* [What is required] Copy out all the records exactly.

* [Given records]

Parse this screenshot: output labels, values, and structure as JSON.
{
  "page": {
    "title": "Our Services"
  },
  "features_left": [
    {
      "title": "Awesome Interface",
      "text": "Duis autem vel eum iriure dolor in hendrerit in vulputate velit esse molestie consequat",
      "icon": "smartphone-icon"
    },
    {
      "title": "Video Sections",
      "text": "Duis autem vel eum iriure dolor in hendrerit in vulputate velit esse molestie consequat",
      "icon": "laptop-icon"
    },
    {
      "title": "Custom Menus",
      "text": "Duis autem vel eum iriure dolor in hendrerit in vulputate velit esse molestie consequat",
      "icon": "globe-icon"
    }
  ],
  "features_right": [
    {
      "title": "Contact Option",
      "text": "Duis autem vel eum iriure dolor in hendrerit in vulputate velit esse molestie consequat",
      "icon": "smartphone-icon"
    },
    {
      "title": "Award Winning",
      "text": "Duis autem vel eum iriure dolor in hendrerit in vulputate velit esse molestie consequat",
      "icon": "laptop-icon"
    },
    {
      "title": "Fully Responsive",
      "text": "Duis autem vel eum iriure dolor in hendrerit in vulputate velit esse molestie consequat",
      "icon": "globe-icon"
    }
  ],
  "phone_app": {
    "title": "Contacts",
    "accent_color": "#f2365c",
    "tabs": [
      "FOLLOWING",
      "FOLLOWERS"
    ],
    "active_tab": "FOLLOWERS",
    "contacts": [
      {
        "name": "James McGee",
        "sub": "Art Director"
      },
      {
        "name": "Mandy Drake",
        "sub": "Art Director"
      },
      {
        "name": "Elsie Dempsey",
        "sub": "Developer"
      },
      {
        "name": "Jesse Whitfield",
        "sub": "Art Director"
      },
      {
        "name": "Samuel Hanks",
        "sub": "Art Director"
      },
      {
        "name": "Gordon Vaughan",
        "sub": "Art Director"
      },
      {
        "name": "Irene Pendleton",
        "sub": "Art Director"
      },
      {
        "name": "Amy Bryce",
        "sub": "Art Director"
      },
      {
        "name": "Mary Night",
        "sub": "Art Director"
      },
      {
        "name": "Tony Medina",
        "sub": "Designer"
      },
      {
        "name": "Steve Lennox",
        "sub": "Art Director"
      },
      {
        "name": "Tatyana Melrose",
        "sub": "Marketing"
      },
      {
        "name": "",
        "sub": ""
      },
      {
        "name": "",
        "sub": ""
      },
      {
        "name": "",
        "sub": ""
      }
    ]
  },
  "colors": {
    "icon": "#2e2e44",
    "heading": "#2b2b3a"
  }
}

* [Worked answer]
Parse this screenshot: output labels, values, and structure as JSON.
{
  "page": {
    "title": "Our Services"
  },
  "features_left": [
    {
      "title": "Awesome Interface",
      "text": "Duis autem vel eum iriure dolor in hendrerit in vulputate velit esse molestie consequat",
      "icon": "smartphone-icon"
    },
    {
      "title": "Video Sections",
      "text": "Duis autem vel eum iriure dolor in hendrerit in vulputate velit esse molestie consequat",
      "icon": "laptop-icon"
    },
    {
      "title": "Custom Menus",
      "text": "Duis autem vel eum iriure dolor in hendrerit in vulputate velit esse molestie consequat",
      "icon": "globe-icon"
    }
  ],
  "features_right": [
    {
      "title": "Contact Option",
      "text": "Duis autem vel eum iriure dolor in hendrerit in vulputate velit esse molestie consequat",
      "icon": "smartphone-icon"
    },
    {
      "title": "Award Winning",
      "text": "Duis autem vel eum iriure dolor in hendrerit in vulputate velit esse molestie consequat",
      "icon": "laptop-icon"
    },
    {
      "title": "Fully Responsive",
      "text": "Duis autem vel eum iriure dolor in hendrerit in vulputate velit esse molestie consequat",
      "icon": "globe-icon"
    }
  ],
  "phone_app": {
    "title": "Contacts",
    "accent_color": "#f2365c",
    "tabs": [
      "FOLLOWING",
      "FOLLOWERS"
    ],
    "active_tab": "FOLLOWERS",
    "contacts": [
      {
        "name": "James McGee",
        "sub": "Art Director"
      },
      {
        "name": "Mandy Drake",
        "sub": "Art Director"
      },
      {
        "name": "Elsie Dempsey",
        "sub": "Developer"
      },
      {
        "name": "Jesse Whitfield",
        "sub": "Art Director"
      },
      {
        "name": "Samuel Hanks",
        "sub": "Art Director"
      },
      {
        "name": "Gordon Vaughan",
        "sub": "Art Director"
      },
      {
        "name": "Irene Pendleton",
        "sub": "Art Director"
      },
      {
        "name": "Amy Bryce",
        "sub": "Art Director"
      },
      {
        "name": "Mary Night",
        "sub": "Art Director"
      },
      {
        "name": "Tony Medina",
        "sub": "Designer"
      },
      {
        "name": "Steve Lennox",
        "sub": "Art Director"
      },
      {
        "name": "Tatyana Melrose",
        "sub": "Marketing"
      },
      {
        "name": "",
        "sub": ""
      },
      {
        "name": "",
        "sub": ""
      },
      {
        "name": "",
        "sub": ""
      }
    ]
  },
  "colors": {
    "icon": "#2e2e44",
    "heading": "#2b2b3a"
  }
}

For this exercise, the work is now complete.